● **Text section**
□ □ □

I see the rule differences/changes from the site below
So I guess my question is what disadvantage does #2 and #3 and does the advantage in #1 +3.48% off set it?. i would think the rule change in # 2 belwo would be the big disadvantage.

Is there software where I can calculate this?


1) the first major difference between classic Three Card Poker and the Face Up variety occurs here, as the dealer’s hand will show one “up” card along with two “hole” cards. Knowing one of the dealer’s three cards is a crucial item of information, so players definitely benefit from this rule change, but of course, the casino has built in other rule modifications to help offset any advantage offered to players.
# 2
The second major rule change in Face Up Three Card Poker concerns this concept of dealer qualification. In the classic version of the game, you’ll win even money on your Ante bet whenever the dealer fails to produce a qualifying hand of queen high or better, while your Raise bet will be returned as a push.

□ □ □

● **Tasks to perform**
A - According to the Three Card Poker text, what dealer hand counts as qualifying in the classic version of the game?
B - Write the next few sentences of the Three Card Poker text, picking up after its final sentence.
The entries are not needed for either task.

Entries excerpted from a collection
□ □ □

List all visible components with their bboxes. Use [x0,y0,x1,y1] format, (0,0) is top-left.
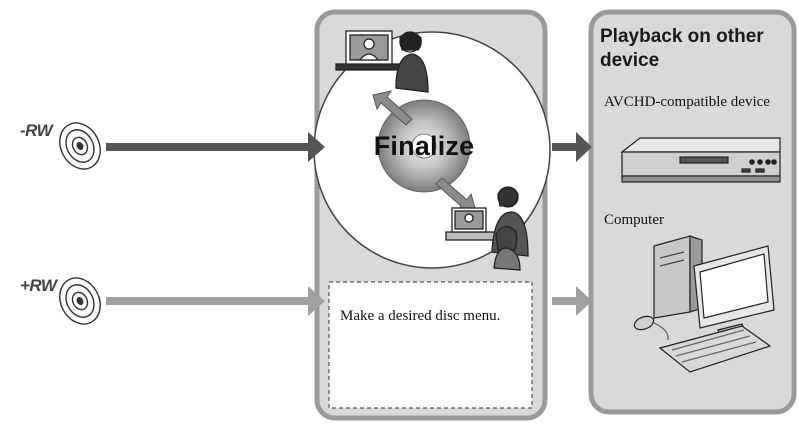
dvd-player-icon [620,137,781,183]
computer-label: Computer [604,212,664,228]
minus-rw-flow-arrow [106,132,325,162]
avchd-device-label: AVCHD-compatible device [604,94,770,110]
desktop-computer-icon [633,235,775,373]
finalize-label: Finalize [373,131,475,161]
plus-rw-label: +RW [20,276,57,295]
rw-plus-disc-icon [59,277,101,325]
rw-minus-disc-icon [59,122,101,170]
family-using-computer-icon [445,186,529,271]
menu-to-device-arrow [552,286,592,316]
finalize-to-device-arrow [552,132,592,162]
disc-icon [377,99,471,193]
disc-menu-option-box [328,281,533,409]
disc-menu-option-text: Make a desired disc menu. [340,308,501,324]
minus-rw-label: -RW [20,121,53,140]
plus-rw-flow-arrow [106,286,325,316]
person-watching-tv-icon [335,30,429,93]
playback-panel-title: Playback on other device [600,26,764,71]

□ □ □

● **The responses**
A - Queen high or better.

B -
So even when you show down nothing but a lowly 8 high in that game, you’ll still win on your Ante bet if the dealer shows down a non-qualifying hand that beats yours, like 9 high, 10 high, or jack high.
3) Another discrepancy between Face Up Three Card Poker and its predecessor concerns the concept of an Ante Bonus. In the classic version of the game, making extremely strong hands like straight flushes and three of a kind entitles players to a bonus payout of between 2 to 1 and 9 to 1, depending on the house rules.
In this game, however, even if you line up the perfect three-card hand of A K Q suited, or the “Mini Royal Flush,” you’ll still earn just the base even money payouts (and only when the dealer qualifies).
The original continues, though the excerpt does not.